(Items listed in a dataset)
* * * *
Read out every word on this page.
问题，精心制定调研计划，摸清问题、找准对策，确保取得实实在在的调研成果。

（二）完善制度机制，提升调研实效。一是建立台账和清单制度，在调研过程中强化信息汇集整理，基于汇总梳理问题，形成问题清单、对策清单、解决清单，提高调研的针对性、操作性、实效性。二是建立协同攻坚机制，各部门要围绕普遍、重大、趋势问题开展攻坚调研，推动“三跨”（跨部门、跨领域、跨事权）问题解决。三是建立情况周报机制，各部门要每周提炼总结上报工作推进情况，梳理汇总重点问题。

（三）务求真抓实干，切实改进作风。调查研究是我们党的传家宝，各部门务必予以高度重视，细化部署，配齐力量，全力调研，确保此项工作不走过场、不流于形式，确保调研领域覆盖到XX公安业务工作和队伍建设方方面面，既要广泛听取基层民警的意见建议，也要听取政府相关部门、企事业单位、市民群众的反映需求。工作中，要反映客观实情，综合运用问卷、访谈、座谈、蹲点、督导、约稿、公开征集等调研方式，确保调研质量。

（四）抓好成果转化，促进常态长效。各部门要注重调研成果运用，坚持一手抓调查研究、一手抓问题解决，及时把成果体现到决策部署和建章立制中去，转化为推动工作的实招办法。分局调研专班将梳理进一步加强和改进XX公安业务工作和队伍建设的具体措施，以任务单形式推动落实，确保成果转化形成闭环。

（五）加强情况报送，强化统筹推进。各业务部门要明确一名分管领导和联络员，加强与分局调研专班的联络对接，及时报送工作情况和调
* * * *
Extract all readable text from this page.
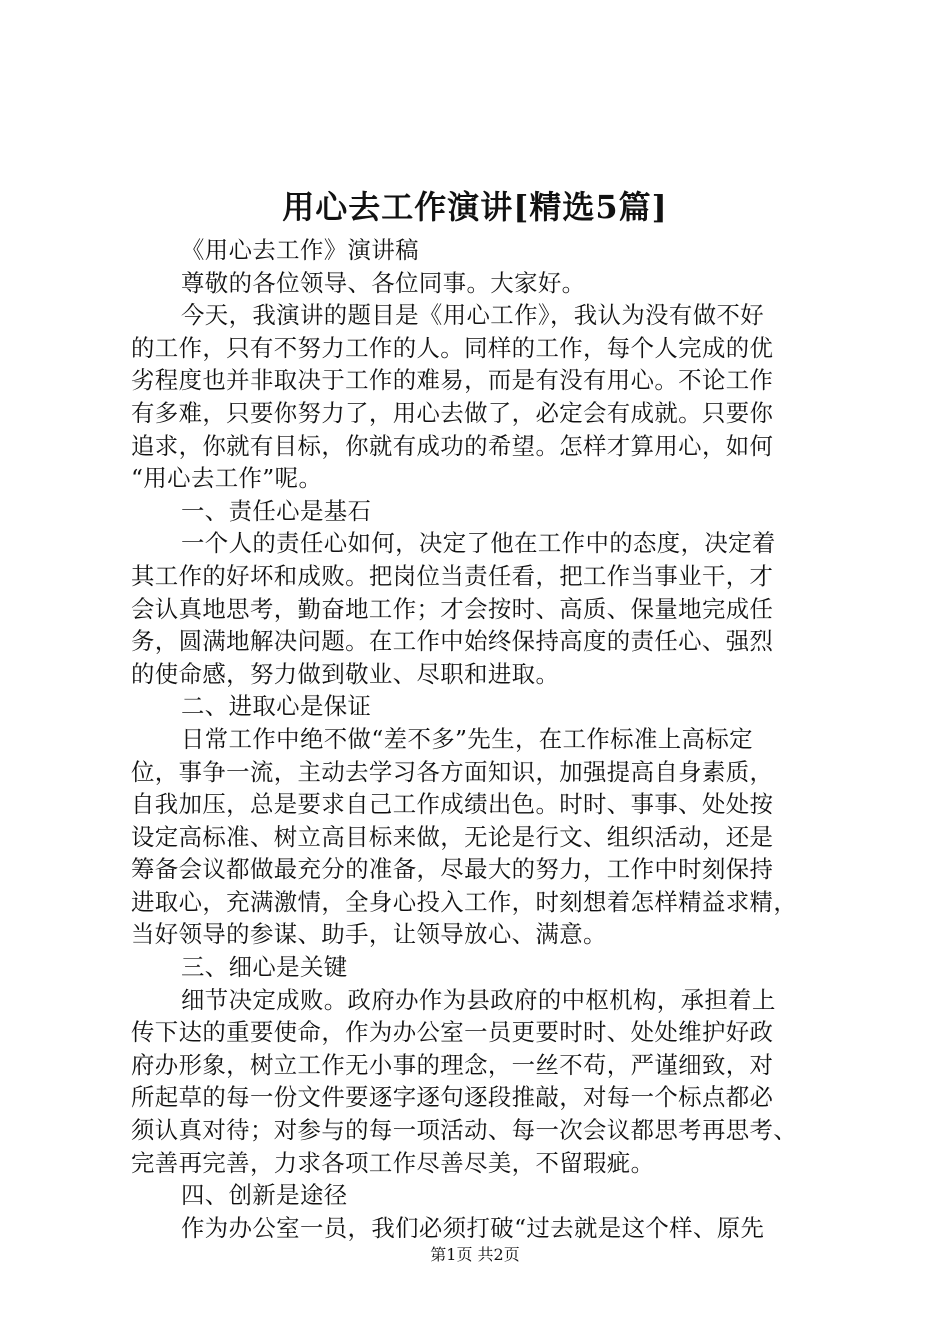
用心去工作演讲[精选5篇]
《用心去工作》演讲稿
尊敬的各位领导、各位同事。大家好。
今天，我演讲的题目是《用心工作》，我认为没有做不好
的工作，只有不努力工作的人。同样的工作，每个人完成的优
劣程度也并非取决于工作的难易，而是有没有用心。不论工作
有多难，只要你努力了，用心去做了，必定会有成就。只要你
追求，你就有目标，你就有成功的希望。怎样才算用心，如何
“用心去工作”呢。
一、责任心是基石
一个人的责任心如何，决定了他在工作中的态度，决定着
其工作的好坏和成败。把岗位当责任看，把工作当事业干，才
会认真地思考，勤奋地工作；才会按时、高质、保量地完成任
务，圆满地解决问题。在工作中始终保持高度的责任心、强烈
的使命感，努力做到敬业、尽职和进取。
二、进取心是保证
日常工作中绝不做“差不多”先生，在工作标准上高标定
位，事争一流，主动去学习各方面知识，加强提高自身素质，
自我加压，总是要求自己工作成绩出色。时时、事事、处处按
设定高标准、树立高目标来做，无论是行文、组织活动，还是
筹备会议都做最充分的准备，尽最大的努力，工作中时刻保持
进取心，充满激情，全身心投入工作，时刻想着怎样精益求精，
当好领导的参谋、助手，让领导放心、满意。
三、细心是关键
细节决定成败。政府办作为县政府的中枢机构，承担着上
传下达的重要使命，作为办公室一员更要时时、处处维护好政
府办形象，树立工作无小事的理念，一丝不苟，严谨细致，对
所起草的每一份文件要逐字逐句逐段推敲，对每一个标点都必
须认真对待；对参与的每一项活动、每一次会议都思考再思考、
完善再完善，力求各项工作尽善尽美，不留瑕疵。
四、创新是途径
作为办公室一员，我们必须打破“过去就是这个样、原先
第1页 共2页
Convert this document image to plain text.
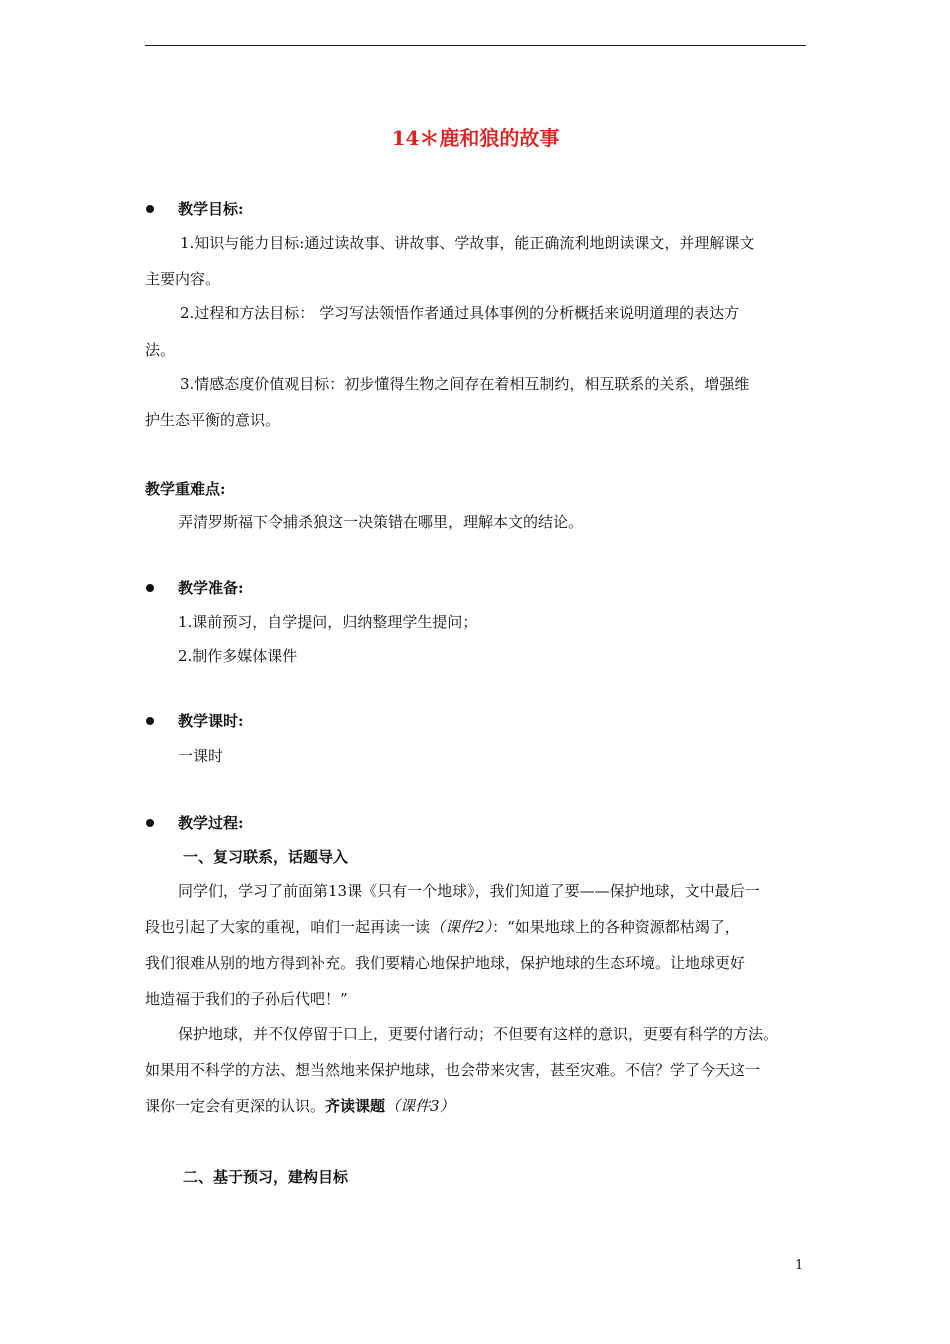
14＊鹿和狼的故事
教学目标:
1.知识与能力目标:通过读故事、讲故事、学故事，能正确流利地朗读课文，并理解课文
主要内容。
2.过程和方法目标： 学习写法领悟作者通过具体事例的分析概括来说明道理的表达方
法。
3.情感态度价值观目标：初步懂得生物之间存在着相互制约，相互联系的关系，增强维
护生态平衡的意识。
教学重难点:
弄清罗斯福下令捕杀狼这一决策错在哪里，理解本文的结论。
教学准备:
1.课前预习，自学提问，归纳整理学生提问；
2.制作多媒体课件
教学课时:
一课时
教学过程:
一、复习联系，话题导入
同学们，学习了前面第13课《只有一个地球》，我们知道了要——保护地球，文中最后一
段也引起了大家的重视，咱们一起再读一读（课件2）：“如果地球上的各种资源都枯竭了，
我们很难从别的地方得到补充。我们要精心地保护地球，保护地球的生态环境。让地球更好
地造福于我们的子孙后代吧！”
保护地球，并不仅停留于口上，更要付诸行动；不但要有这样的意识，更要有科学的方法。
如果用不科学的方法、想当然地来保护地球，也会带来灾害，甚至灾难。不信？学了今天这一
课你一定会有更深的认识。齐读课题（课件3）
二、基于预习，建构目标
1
* * * *
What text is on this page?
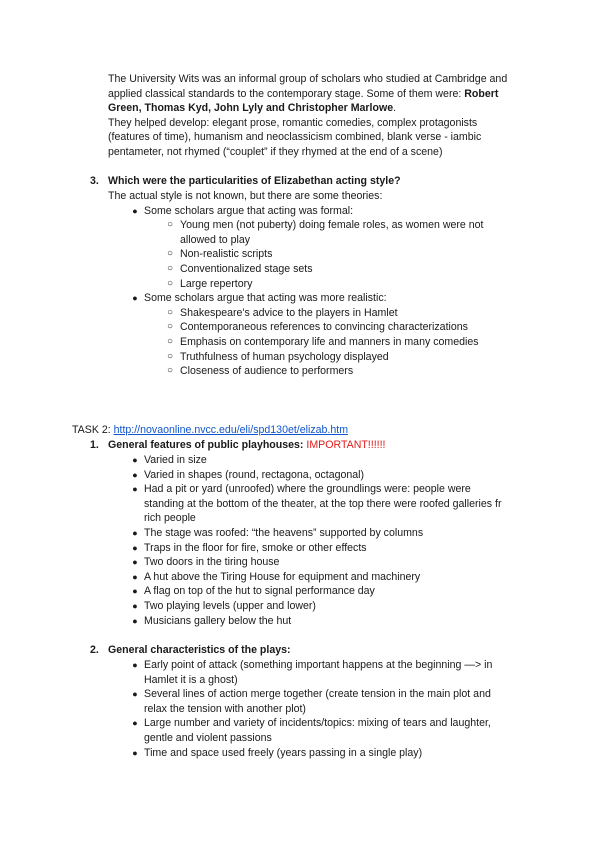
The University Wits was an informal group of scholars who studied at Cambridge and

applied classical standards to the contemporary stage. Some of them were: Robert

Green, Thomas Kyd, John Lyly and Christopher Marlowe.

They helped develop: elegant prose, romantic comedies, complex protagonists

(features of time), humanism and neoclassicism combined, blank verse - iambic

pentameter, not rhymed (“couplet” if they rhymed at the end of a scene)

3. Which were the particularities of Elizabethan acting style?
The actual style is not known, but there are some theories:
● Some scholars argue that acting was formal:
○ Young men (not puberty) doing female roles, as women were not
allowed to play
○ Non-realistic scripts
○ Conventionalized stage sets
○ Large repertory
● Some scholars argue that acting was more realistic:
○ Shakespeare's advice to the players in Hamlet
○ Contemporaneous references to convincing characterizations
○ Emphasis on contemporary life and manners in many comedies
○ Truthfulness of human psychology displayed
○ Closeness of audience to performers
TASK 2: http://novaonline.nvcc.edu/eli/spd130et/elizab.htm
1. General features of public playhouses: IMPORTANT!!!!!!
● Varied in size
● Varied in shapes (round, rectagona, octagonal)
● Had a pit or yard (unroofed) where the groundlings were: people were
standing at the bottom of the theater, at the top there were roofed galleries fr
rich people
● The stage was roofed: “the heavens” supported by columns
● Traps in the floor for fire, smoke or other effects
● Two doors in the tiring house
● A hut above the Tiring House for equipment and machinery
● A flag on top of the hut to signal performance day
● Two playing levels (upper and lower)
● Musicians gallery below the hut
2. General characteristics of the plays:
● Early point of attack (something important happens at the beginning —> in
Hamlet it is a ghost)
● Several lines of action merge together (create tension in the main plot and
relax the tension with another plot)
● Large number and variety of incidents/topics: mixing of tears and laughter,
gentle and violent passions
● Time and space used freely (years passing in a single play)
* * * *
Search the lines for the string "realistic" and copy every line that has it.

• [REPLY]
○ Non-realistic scripts
● Some scholars argue that acting was more realistic:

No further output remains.